[Data entries]
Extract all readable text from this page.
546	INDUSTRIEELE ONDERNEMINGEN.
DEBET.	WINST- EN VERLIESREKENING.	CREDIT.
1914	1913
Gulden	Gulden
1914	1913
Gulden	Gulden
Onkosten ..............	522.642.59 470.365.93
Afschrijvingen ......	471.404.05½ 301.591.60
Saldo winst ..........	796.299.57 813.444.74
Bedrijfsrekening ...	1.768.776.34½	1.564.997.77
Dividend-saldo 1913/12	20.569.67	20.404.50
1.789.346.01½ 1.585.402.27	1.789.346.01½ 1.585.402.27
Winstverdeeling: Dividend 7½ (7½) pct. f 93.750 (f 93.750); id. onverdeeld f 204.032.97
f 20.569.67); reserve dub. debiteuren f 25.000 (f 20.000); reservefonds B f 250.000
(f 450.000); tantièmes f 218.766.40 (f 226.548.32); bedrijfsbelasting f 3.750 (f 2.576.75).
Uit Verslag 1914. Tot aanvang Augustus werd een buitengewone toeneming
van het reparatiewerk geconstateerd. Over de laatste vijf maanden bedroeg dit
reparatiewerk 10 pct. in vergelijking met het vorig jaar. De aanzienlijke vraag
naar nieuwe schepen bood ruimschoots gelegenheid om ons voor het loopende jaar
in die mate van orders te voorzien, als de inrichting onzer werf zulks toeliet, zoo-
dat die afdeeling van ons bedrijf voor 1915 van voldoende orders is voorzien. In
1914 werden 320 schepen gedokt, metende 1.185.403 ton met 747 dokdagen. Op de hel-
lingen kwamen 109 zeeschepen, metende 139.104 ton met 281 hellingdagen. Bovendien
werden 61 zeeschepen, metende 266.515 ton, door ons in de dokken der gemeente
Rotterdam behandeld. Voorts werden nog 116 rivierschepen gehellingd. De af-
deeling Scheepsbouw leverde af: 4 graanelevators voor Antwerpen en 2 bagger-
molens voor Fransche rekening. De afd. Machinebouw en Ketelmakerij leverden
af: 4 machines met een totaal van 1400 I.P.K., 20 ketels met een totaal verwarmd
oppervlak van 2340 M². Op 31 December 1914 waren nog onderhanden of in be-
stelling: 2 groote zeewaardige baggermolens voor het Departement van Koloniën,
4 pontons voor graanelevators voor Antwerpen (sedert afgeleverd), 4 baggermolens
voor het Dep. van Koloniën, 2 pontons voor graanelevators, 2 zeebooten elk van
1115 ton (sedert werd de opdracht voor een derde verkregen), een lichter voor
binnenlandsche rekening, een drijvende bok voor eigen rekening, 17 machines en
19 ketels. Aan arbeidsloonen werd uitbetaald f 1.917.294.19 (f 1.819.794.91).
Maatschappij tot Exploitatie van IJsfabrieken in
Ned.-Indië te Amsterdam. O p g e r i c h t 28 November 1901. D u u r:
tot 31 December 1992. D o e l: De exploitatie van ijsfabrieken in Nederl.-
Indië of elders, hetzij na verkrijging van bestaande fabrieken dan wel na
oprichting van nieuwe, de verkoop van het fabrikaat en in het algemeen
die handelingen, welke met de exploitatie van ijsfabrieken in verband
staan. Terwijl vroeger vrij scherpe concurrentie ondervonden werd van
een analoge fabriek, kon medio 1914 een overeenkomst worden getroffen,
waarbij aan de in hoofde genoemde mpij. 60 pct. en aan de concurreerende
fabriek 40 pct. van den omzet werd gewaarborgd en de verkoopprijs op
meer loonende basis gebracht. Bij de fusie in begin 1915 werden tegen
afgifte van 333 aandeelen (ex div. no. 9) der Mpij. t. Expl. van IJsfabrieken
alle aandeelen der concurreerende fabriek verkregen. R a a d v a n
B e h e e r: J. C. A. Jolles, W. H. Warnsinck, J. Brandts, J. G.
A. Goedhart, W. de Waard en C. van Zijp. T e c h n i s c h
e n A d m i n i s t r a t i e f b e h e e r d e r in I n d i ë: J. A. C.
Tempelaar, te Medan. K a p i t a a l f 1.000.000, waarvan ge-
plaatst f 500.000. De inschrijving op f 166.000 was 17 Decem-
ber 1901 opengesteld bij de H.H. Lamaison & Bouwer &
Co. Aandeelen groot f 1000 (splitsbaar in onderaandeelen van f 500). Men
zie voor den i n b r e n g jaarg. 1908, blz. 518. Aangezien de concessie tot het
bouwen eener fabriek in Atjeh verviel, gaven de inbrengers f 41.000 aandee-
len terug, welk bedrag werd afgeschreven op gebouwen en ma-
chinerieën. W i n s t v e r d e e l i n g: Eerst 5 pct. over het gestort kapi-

---

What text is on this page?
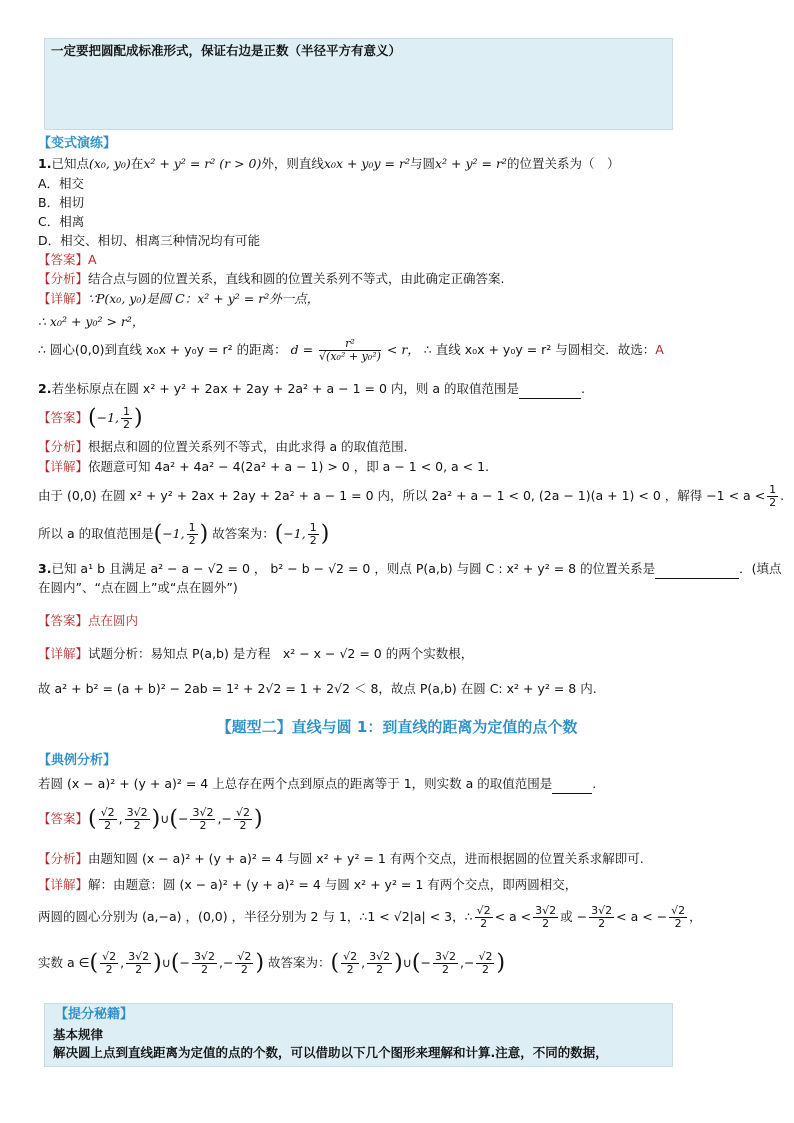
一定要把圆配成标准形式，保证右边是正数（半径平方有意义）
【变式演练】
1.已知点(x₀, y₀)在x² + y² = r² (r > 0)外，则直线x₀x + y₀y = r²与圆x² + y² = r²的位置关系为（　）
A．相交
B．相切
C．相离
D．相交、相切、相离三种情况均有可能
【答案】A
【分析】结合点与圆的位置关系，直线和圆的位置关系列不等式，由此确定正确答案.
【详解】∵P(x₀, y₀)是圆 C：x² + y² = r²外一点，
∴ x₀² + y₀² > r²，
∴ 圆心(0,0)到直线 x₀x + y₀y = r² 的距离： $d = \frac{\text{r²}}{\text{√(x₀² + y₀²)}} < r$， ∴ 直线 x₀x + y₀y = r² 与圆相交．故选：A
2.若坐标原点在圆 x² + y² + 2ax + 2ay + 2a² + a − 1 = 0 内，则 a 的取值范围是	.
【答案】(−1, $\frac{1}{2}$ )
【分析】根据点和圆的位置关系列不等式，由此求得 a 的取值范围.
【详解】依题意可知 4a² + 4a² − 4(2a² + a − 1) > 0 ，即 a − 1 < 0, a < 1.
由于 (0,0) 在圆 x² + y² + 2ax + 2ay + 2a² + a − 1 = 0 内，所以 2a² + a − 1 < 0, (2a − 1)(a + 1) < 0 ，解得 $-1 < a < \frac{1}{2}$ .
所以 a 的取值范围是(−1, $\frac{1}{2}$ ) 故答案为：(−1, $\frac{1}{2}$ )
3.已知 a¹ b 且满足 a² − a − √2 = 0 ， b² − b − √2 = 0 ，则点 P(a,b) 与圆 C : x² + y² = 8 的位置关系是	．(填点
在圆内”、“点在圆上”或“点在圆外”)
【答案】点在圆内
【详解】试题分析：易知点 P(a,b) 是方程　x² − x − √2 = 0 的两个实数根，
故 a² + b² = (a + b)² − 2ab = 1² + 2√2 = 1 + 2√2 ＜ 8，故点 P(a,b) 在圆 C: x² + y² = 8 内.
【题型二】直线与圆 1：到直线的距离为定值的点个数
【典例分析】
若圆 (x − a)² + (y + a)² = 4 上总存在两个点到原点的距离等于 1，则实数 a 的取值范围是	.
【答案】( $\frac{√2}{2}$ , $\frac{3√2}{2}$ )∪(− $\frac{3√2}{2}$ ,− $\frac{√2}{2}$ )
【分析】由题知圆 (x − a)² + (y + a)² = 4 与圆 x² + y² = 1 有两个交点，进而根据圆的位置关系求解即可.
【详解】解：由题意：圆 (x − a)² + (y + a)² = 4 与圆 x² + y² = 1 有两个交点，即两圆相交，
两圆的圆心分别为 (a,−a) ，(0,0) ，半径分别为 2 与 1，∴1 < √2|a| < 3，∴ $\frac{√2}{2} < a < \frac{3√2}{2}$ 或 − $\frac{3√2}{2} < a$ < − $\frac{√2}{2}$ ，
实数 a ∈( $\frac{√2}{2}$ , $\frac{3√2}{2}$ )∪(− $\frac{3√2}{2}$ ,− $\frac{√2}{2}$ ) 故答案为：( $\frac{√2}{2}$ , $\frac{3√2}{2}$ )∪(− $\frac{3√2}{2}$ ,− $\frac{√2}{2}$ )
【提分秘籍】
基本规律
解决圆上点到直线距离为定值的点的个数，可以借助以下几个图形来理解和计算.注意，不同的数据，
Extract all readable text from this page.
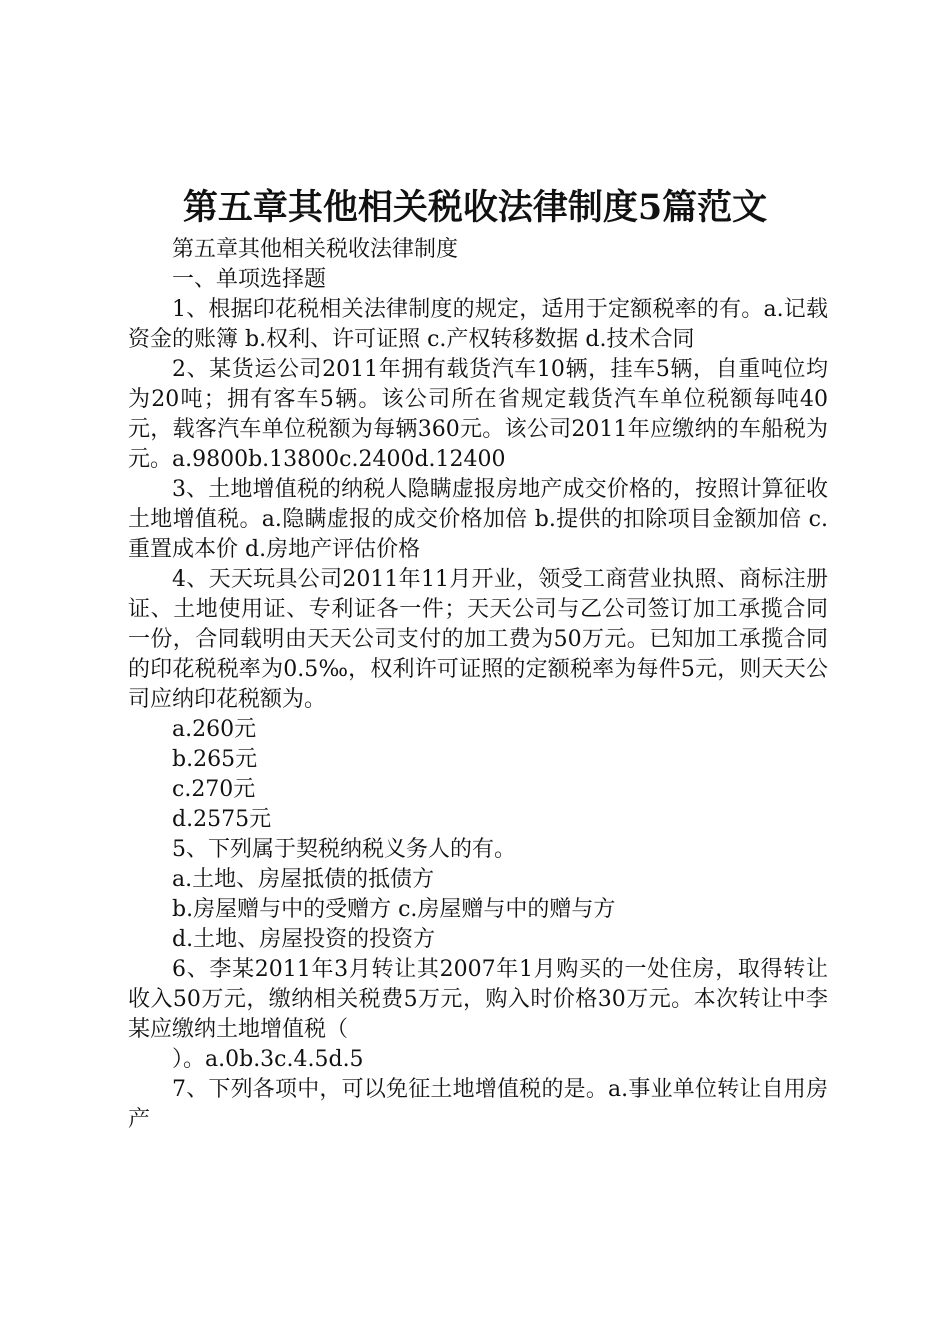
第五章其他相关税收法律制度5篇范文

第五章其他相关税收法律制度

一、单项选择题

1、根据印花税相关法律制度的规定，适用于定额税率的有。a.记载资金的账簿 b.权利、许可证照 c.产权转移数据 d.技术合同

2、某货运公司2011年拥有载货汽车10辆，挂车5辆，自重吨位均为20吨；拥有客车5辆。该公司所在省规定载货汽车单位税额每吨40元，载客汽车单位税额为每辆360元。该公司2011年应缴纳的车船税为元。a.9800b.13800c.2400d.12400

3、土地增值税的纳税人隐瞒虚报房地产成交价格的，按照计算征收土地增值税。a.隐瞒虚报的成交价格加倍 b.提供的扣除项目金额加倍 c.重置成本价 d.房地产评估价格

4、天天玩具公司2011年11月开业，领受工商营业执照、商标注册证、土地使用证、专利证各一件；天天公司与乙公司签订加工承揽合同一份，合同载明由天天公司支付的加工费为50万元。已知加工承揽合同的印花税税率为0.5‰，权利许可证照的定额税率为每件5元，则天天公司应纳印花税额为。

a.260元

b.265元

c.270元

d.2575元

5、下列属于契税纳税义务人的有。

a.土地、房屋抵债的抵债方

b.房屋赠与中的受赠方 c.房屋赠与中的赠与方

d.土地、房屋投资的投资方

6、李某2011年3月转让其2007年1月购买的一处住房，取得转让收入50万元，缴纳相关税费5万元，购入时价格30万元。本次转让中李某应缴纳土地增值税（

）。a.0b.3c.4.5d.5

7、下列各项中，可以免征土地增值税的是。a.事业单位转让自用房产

- [Work instructions] Of the lines above, how many contain the string "pontons"? Only the number is required.

- [Final result] 2